> **TEXT**:
·····
Re: Doublewidth Cyrillic for unhappy Japanese people

2001-04-18 Thread Tomohiro KUBOTA

Hi,

At Tue, 17 Apr 2001 22:54:42 -0500,
David Starner [EMAIL PROTECTED] wrote:

 It's a dead horse, okay? Can we let it lie unless there's an actual
 pragmatic reason to bring it up?

Sorry, I don't understand your English.  My English-Japanese dictionary
doesn't explain what is "dead horse".

-
Linux-UTF8:   i18n of Linux on all levels
Archive:  http://mail.nl.linux.org/lists/



Re: Doublewidth Cyrillic for unhappy Japanese people

2001-04-18 Thread Frank da Cruz

To introduce a new and irrelevent tangent...

On Wed, Apr 18, 2001 at 12:11:00PM +0900, Tomohiro KUBOTA wrote:
 If lack of proportional font were such very annoying thing for them,
 why typewriter was so widely used?  

From the 1950s or 60s there actually were proportionally-spacing
typewriters in common use, such as the IBM Executive.  Typing was done
in the normal way, but backspacing was more interesting.
·····
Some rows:
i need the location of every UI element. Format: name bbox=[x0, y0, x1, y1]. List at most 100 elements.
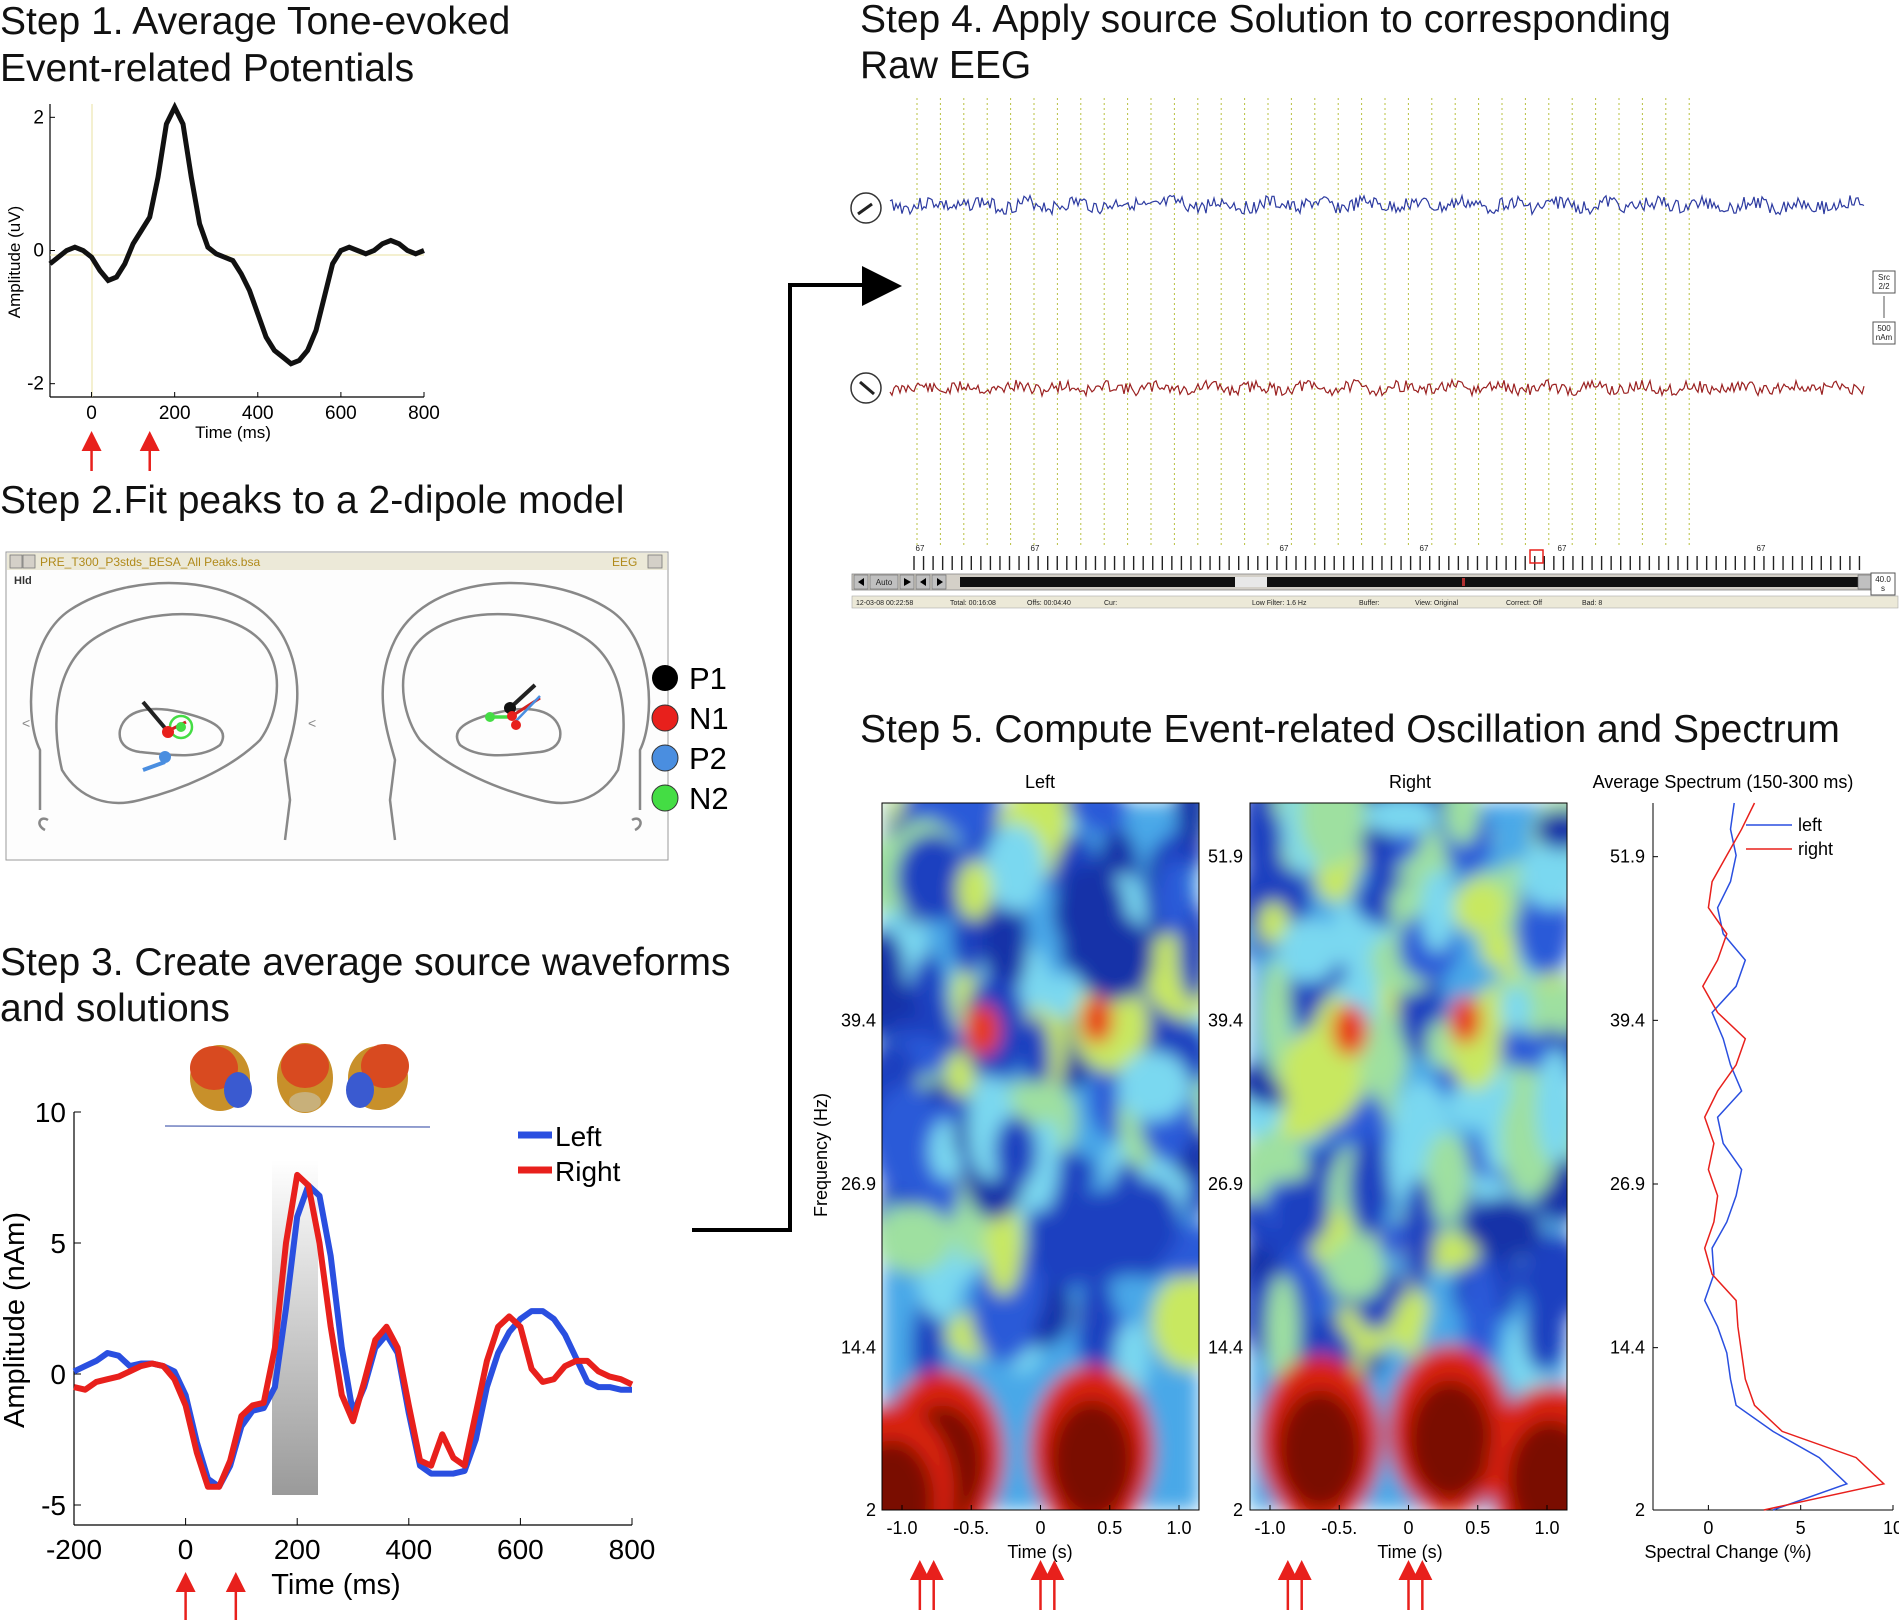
tf-hot-spot bbox=[1332, 1004, 1368, 1056]
step5-title: Step 5. Compute Event-related Oscillatio… bbox=[860, 708, 1840, 751]
tf-blob bbox=[1387, 1118, 1416, 1205]
tf-blob bbox=[1535, 810, 1567, 850]
tf-left-title: Left bbox=[1025, 772, 1055, 792]
tf-stimulus-arrow bbox=[909, 1560, 930, 1610]
eeg-scrollbar-track[interactable] bbox=[960, 577, 1858, 587]
tf-blob bbox=[998, 1081, 1065, 1125]
tf-left-ytick-label: 26.9 bbox=[841, 1174, 876, 1194]
eeg-left-source-channel bbox=[850, 192, 1865, 224]
scale-src-value: 2/2 bbox=[1878, 282, 1890, 291]
eeg-trace-left-source bbox=[889, 193, 1865, 217]
step4-title-line1: Step 4. Apply source Solution to corresp… bbox=[860, 0, 1671, 41]
flow-connector-arrow bbox=[692, 266, 902, 1232]
tf-blob bbox=[1278, 918, 1340, 983]
tf-blob bbox=[1363, 803, 1440, 835]
besa-window-frame bbox=[5, 551, 669, 861]
tf-right-ytick-label: 39.4 bbox=[1208, 1010, 1243, 1030]
step3-xlabel: Time (ms) bbox=[271, 1569, 400, 1601]
scalp-map-left-view bbox=[190, 1045, 252, 1111]
tf-stimulus-arrow bbox=[1412, 1560, 1433, 1610]
eeg-status-field: Low Filter: 1.6 Hz bbox=[1252, 600, 1307, 607]
step3-legend-label-right: Right bbox=[555, 1156, 621, 1187]
eeg-status-bar: 12-03-08 00:22:58 Total: 00:16:08 Offs: 00… bbox=[851, 595, 1899, 609]
legend-marker-p1 bbox=[652, 665, 678, 691]
step3-legend-label-left: Left bbox=[555, 1121, 602, 1152]
legend-label-p1: P1 bbox=[689, 661, 727, 696]
step1-xtick-label: 800 bbox=[408, 403, 440, 424]
tf-blob bbox=[882, 1205, 954, 1274]
dipoles-right bbox=[485, 683, 541, 730]
tf-stimulus-arrow bbox=[1291, 1560, 1312, 1610]
tf-stimulus-arrow bbox=[923, 1560, 944, 1610]
time-scale-box[interactable] bbox=[1870, 572, 1896, 596]
tf-blob bbox=[944, 1050, 977, 1097]
scale-src-label: Src bbox=[1878, 273, 1890, 282]
tf-blob bbox=[1298, 803, 1367, 868]
besa-prev-button[interactable] bbox=[9, 554, 23, 569]
tf-blob bbox=[1072, 1189, 1142, 1281]
tf-blob bbox=[1175, 803, 1199, 850]
legend-label-n1: N1 bbox=[689, 701, 729, 736]
tf-stimulus-arrow bbox=[1044, 1560, 1065, 1610]
tf-left-xtick-label: -0.5. bbox=[953, 1518, 989, 1538]
selected-marker-box[interactable] bbox=[1529, 549, 1544, 564]
tf-right-ytick-label: 26.9 bbox=[1208, 1174, 1243, 1194]
step1-stimulus-arrow bbox=[139, 431, 160, 471]
eeg-status-field: View: Original bbox=[1415, 600, 1459, 607]
tf-left-xtick-label: 0 bbox=[1035, 1518, 1045, 1538]
nav-back-icon bbox=[858, 578, 864, 586]
tf-right-ytick-label: 2 bbox=[1233, 1500, 1243, 1520]
besa-eeg-label: EEG bbox=[612, 555, 637, 569]
tf-map-left bbox=[881, 802, 1200, 1511]
step1-chart: 0 200 400 600 800 2 0 -2 Amplitude (uV) Time (m… bbox=[5, 101, 440, 471]
tf-right-ytick-label: 14.4 bbox=[1208, 1338, 1243, 1358]
tf-blob bbox=[1117, 1051, 1190, 1121]
step3-xtick-label: 800 bbox=[609, 1534, 656, 1565]
p1-dipole-marker-right bbox=[504, 702, 516, 714]
tf-blob bbox=[1403, 1177, 1435, 1292]
besa-next-button[interactable] bbox=[22, 554, 36, 569]
step-forward-icon bbox=[937, 578, 943, 586]
tf-blob bbox=[1073, 913, 1154, 1001]
eeg-event-marker-label: 67 bbox=[916, 544, 925, 553]
spectrum-ytick-label: 14.4 bbox=[1610, 1338, 1645, 1358]
auto-button-label: Auto bbox=[876, 578, 893, 587]
step1-stimulus-arrow bbox=[81, 431, 102, 471]
tf-blob bbox=[1524, 1289, 1566, 1373]
tf-blob bbox=[1461, 1264, 1500, 1372]
spectrum-xtick-label: 5 bbox=[1796, 1518, 1806, 1538]
eeg-scrollbar-thumb[interactable] bbox=[1235, 577, 1267, 587]
step1-ytick-label: 0 bbox=[33, 241, 44, 262]
besa-window-title: PRE_T300_P3stds_BESA_All Peaks.bsa bbox=[40, 555, 260, 569]
step3-xtick-label: 400 bbox=[385, 1534, 432, 1565]
eeg-event-marker-label: 67 bbox=[1420, 544, 1429, 553]
eeg-status-field: Buffer: bbox=[1359, 600, 1380, 607]
step3-title-line1: Step 3. Create average source waveforms bbox=[0, 941, 731, 984]
spectrum-ytick-label: 26.9 bbox=[1610, 1174, 1645, 1194]
tf-hot-core bbox=[1278, 1390, 1362, 1510]
tf-blob bbox=[1445, 803, 1480, 846]
eeg-status-field: Total: 00:16:08 bbox=[950, 600, 996, 607]
step5-panel: Step 5. Compute Event-related Oscillatio… bbox=[811, 708, 1899, 1610]
tf-left-ytick-label: 2 bbox=[866, 1500, 876, 1520]
besa-titlebar bbox=[7, 553, 667, 570]
tf-blob bbox=[1316, 857, 1355, 903]
eeg-event-marker-label: 67 bbox=[1280, 544, 1289, 553]
step1-xtick-label: 600 bbox=[325, 403, 357, 424]
tf-left-xtick-label: 0.5 bbox=[1097, 1518, 1122, 1538]
tf-blob bbox=[1420, 869, 1455, 953]
tf-blob bbox=[1548, 978, 1567, 1036]
tf-blob bbox=[1250, 803, 1283, 882]
auto-button[interactable] bbox=[869, 574, 899, 590]
tf-left-ytick-label: 39.4 bbox=[841, 1010, 876, 1030]
besa-dropdown-button[interactable] bbox=[647, 554, 663, 569]
eeg-scale-widget[interactable]: Src 2/2 500 nAm bbox=[1872, 270, 1896, 345]
tf-hot-core bbox=[1508, 1420, 1567, 1510]
tf-left-ytick-label: 14.4 bbox=[841, 1338, 876, 1358]
spectrum-xlabel: Spectral Change (%) bbox=[1644, 1542, 1811, 1562]
step2-panel: Step 2.Fit peaks to a 2-dipole model PRE… bbox=[0, 479, 729, 861]
spectrum-ytick-label: 39.4 bbox=[1610, 1010, 1645, 1030]
p2-dipole-marker-left bbox=[159, 751, 171, 763]
n1-dipole-marker-left bbox=[162, 726, 174, 738]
·····
> **REQUESTS**:
[1] Format the rows from the line with "tf-hot-spot bbox=[1332, 1004, 1368, 1056]" up to and including the line with "step1-stimulus-arrow bbox=[139, 431, 160, 471]" as a Markdown table with the columns No. and Content. Put each line's number in No. and the line itself in Content, leaving out any blank lines.
[2] Resume the mailing-list thread about doublewidth Cyrillic after its last sentence.
The thread and the rows are two unrelated pieces of material.

> **ANSWERS BELOW**:
[1]
| No. | Content |
|---|---|
| 1 | tf-hot-spot bbox=[1332, 1004, 1368, 1056] |
| 2 | step5-title: Step 5. Compute Event-related Oscillatio… bbox=[860, 708, 1840, 751] |
| 3 | tf-blob bbox=[1387, 1118, 1416, 1205] |
| 4 | tf-blob bbox=[1535, 810, 1567, 850] |
| 5 | tf-left-title: Left bbox=[1025, 772, 1055, 792] |
| 6 | tf-stimulus-arrow bbox=[909, 1560, 930, 1610] |
| 7 | eeg-scrollbar-track[interactable] bbox=[960, 577, 1858, 587] |
| 8 | tf-blob bbox=[998, 1081, 1065, 1125] |
| 9 | tf-left-ytick-label: 26.9 bbox=[841, 1174, 876, 1194] |
| 10 | eeg-left-source-channel bbox=[850, 192, 1865, 224] |
| 11 | scale-src-value: 2/2 bbox=[1878, 282, 1890, 291] |
| 12 | eeg-trace-left-source bbox=[889, 193, 1865, 217] |
| 13 | step4-title-line1: Step 4. Apply source Solution to corresp… bbox=[860, 0, 1671, 41] |
| 14 | flow-connector-arrow bbox=[692, 266, 902, 1232] |
| 15 | tf-blob bbox=[1278, 918, 1340, 983] |
| 16 | tf-blob bbox=[1363, 803, 1440, 835] |
| 17 | besa-window-frame bbox=[5, 551, 669, 861] |
| 18 | tf-right-ytick-label: 39.4 bbox=[1208, 1010, 1243, 1030] |
| 19 | step3-xlabel: Time (ms) bbox=[271, 1569, 400, 1601] |
| 20 | scalp-map-left-view bbox=[190, 1045, 252, 1111] |
| 21 | tf-stimulus-arrow bbox=[1412, 1560, 1433, 1610] |
| 22 | eeg-status-field: Low Filter: 1.6 Hz bbox=[1252, 600, 1307, 607] |
| 23 | step3-legend-label-right: Right bbox=[555, 1156, 621, 1187] |
| 24 | eeg-status-bar: 12-03-08 00:22:58 Total: 00:16:08 Offs: 00… bbox=[851, 595, 1899, 609] |
| 25 | legend-marker-p1 bbox=[652, 665, 678, 691] |
| 26 | step3-legend-label-left: Left bbox=[555, 1121, 602, 1152] |
| 27 | legend-label-p1: P1 bbox=[689, 661, 727, 696] |
| 28 | step1-xtick-label: 800 bbox=[408, 403, 440, 424] |
| 29 | tf-blob bbox=[882, 1205, 954, 1274] |
| 30 | dipoles-right bbox=[485, 683, 541, 730] |
| 31 | tf-stimulus-arrow bbox=[1291, 1560, 1312, 1610] |
| 32 | tf-stimulus-arrow bbox=[923, 1560, 944, 1610] |
| 33 | time-scale-box[interactable] bbox=[1870, 572, 1896, 596] |
| 34 | tf-blob bbox=[944, 1050, 977, 1097] |
| 35 | scale-src-label: Src bbox=[1878, 273, 1890, 282] |
| 36 | tf-blob bbox=[1298, 803, 1367, 868] |
| 37 | besa-prev-button[interactable] bbox=[9, 554, 23, 569] |
| 38 | tf-blob bbox=[1072, 1189, 1142, 1281] |
| 39 | tf-blob bbox=[1175, 803, 1199, 850] |
| 40 | legend-label-n1: N1 bbox=[689, 701, 729, 736] |
| 41 | tf-stimulus-arrow bbox=[1044, 1560, 1065, 1610] |
| 42 | tf-left-xtick-label: -0.5. bbox=[953, 1518, 989, 1538] |
| 43 | selected-marker-box[interactable] bbox=[1529, 549, 1544, 564] |
| 44 | tf-right-ytick-label: 26.9 bbox=[1208, 1174, 1243, 1194] |
| 45 | step1-stimulus-arrow bbox=[139, 431, 160, 471] |

[2]
David Starner - [EMAIL PROTECTED] - wrote:
 Typewriters are a pragmatic thing. Until recently, they were the
 only way to produce decent print (i.e. not handwritten) quickly and
 cheaply. Every so often, I find a book in the library, usually in
 the linguistics section, where it was typed up on a typewriter and
 all the accents were added in by hand.

Typewriters in some countries had accents on dead keys, like the Czech
typewriter I bought at a secondhand shop for five dollars and wrote
most of my undergraduate papers on.

By the way, the sentiment that Unicode is only for GUI font rendering
and typesetting is a misconception, albeit one that is held by many of
its proponents.  In fact it is a plain-text standard, period, that is
only slightly more hostile to terminal emulation than to any other form
of expression.  The fact that combining diacritics come after the base
character rather than before is the main stumbling block for terminal
emulators, which operate in realtime and don't have the luxury of
lookahead.  However, the "deprecated" status of line and box-drawing
characters can no longer be claimed because Unicode 3.1 adds tons of
them, mostly for math, but some expressly for terminal emulation.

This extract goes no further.